[Short task] Write out all records as given; omit images.
* * *
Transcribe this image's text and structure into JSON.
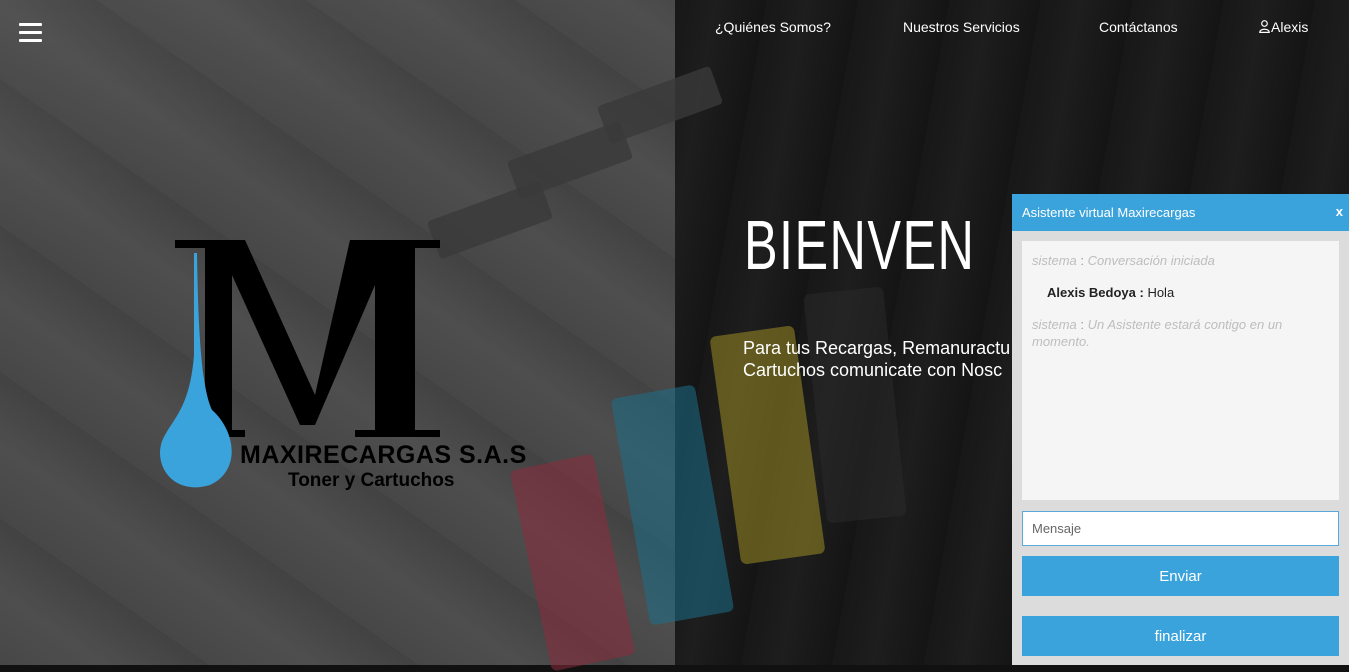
{
  "nav": {
    "quienes": "¿Quiénes Somos?",
    "servicios": "Nuestros Servicios",
    "contacto": "Contáctanos",
    "user": "Alexis"
  },
  "brand": {
    "name": "MAXIRECARGAS S.A.S",
    "tagline": "Toner y Cartuchos",
    "accent_color": "#3ba3dc"
  },
  "hero": {
    "title": "BIENVEN",
    "line1": "Para tus Recargas, Remanuractu",
    "line2": "Cartuchos comunicate con Nosc"
  },
  "chat": {
    "title": "Asistente virtual Maxirecargas",
    "close": "x",
    "messages": [
      {
        "sender": "sistema",
        "sep": " : ",
        "text": "Conversación iniciada"
      },
      {
        "sender": "Alexis Bedoya",
        "sep": " : ",
        "text": "Hola"
      },
      {
        "sender": "sistema",
        "sep": " : ",
        "text": "Un Asistente estará contigo en un momento."
      }
    ],
    "input_placeholder": "Mensaje",
    "send_label": "Enviar",
    "finish_label": "finalizar"
  }
}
* * *
[Exercise answer]
Transcribe this image's text and structure into JSON.
{
  "nav": {
    "quienes": "¿Quiénes Somos?",
    "servicios": "Nuestros Servicios",
    "contacto": "Contáctanos",
    "user": "Alexis"
  },
  "brand": {
    "name": "MAXIRECARGAS S.A.S",
    "tagline": "Toner y Cartuchos",
    "accent_color": "#3ba3dc"
  },
  "hero": {
    "title": "BIENVEN",
    "line1": "Para tus Recargas, Remanuractu",
    "line2": "Cartuchos comunicate con Nosc"
  },
  "chat": {
    "title": "Asistente virtual Maxirecargas",
    "close": "x",
    "messages": [
      {
        "sender": "sistema",
        "sep": " : ",
        "text": "Conversación iniciada"
      },
      {
        "sender": "Alexis Bedoya",
        "sep": " : ",
        "text": "Hola"
      },
      {
        "sender": "sistema",
        "sep": " : ",
        "text": "Un Asistente estará contigo en un momento."
      }
    ],
    "input_placeholder": "Mensaje",
    "send_label": "Enviar",
    "finish_label": "finalizar"
  }
}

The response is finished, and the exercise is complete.